■ Aim of the task ■
Report the count of lines where the string "shopping" appears, and nothing else.

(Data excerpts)
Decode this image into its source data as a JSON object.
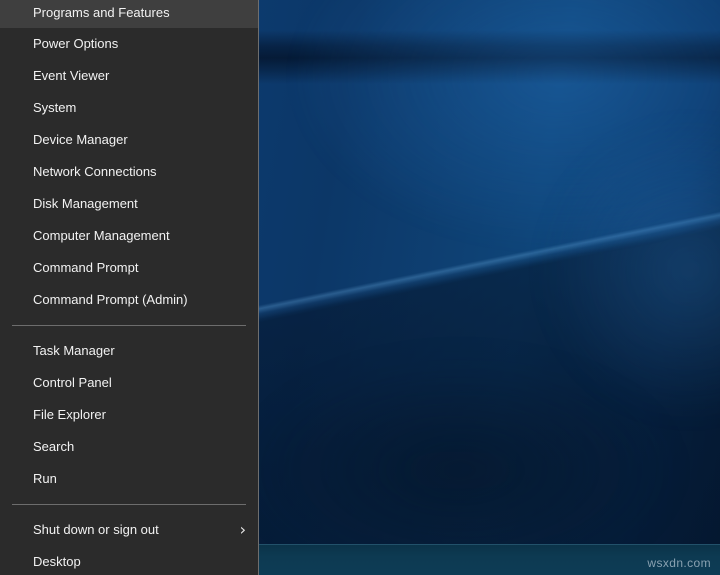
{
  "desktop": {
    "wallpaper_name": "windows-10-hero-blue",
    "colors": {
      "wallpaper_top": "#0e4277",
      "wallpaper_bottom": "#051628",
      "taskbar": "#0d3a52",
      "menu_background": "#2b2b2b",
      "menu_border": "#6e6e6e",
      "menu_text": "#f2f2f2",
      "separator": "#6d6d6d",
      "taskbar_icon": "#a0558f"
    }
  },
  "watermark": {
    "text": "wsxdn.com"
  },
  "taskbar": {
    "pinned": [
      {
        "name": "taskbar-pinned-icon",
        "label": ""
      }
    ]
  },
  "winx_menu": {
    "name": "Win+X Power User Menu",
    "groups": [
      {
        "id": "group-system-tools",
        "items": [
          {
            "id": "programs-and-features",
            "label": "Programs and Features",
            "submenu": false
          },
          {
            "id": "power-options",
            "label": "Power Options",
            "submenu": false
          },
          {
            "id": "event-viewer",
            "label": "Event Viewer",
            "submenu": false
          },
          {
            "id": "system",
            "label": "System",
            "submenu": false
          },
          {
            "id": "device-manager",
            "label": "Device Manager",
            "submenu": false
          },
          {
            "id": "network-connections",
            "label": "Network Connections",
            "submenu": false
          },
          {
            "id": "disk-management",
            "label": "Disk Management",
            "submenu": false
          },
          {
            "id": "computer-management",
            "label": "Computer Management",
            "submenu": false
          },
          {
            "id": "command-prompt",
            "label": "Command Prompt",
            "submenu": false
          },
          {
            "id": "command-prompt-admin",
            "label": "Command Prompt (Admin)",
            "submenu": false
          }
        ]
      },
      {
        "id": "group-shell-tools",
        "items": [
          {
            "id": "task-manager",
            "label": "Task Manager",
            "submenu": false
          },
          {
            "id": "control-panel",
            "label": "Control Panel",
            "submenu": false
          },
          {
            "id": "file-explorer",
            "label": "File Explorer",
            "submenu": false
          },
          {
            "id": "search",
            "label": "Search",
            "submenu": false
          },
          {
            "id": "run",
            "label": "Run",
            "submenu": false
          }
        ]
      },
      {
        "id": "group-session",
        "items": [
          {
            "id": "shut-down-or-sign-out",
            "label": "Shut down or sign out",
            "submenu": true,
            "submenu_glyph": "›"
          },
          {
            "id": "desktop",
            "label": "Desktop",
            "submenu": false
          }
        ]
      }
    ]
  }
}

...

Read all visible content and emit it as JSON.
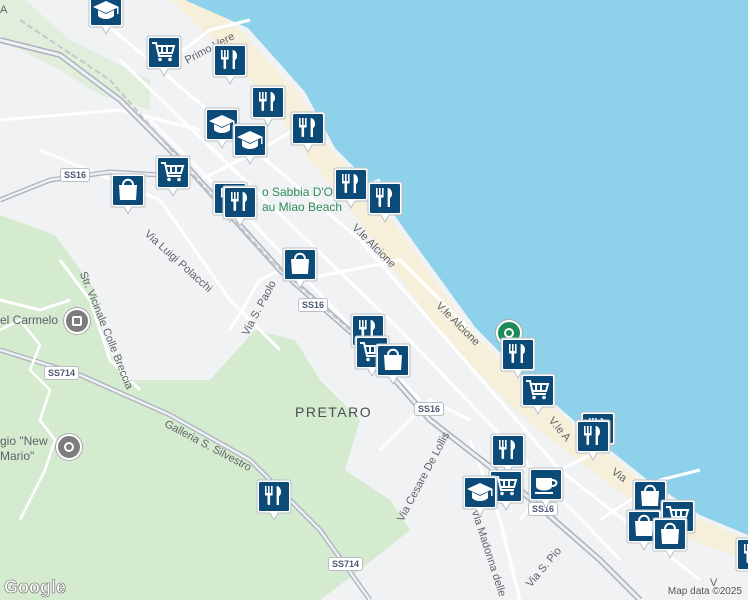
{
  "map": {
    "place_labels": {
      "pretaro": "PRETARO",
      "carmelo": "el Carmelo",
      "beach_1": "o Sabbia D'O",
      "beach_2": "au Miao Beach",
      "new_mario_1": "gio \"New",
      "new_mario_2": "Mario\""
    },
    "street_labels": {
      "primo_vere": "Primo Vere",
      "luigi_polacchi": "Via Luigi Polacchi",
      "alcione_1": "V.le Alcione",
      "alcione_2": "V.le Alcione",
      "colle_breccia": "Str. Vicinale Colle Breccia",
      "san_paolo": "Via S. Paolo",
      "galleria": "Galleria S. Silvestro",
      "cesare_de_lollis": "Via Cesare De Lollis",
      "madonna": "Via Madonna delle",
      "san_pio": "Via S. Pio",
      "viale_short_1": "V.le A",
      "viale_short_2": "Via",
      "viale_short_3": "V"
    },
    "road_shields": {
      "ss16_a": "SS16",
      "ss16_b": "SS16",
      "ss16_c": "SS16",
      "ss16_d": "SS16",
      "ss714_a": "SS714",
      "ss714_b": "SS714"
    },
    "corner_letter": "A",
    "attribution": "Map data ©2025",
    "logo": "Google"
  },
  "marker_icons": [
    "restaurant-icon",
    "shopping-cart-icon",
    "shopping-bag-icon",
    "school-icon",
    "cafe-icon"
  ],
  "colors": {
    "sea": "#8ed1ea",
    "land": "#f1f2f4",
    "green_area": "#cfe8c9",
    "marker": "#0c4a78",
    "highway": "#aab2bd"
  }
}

■ Response for this exercise ■
2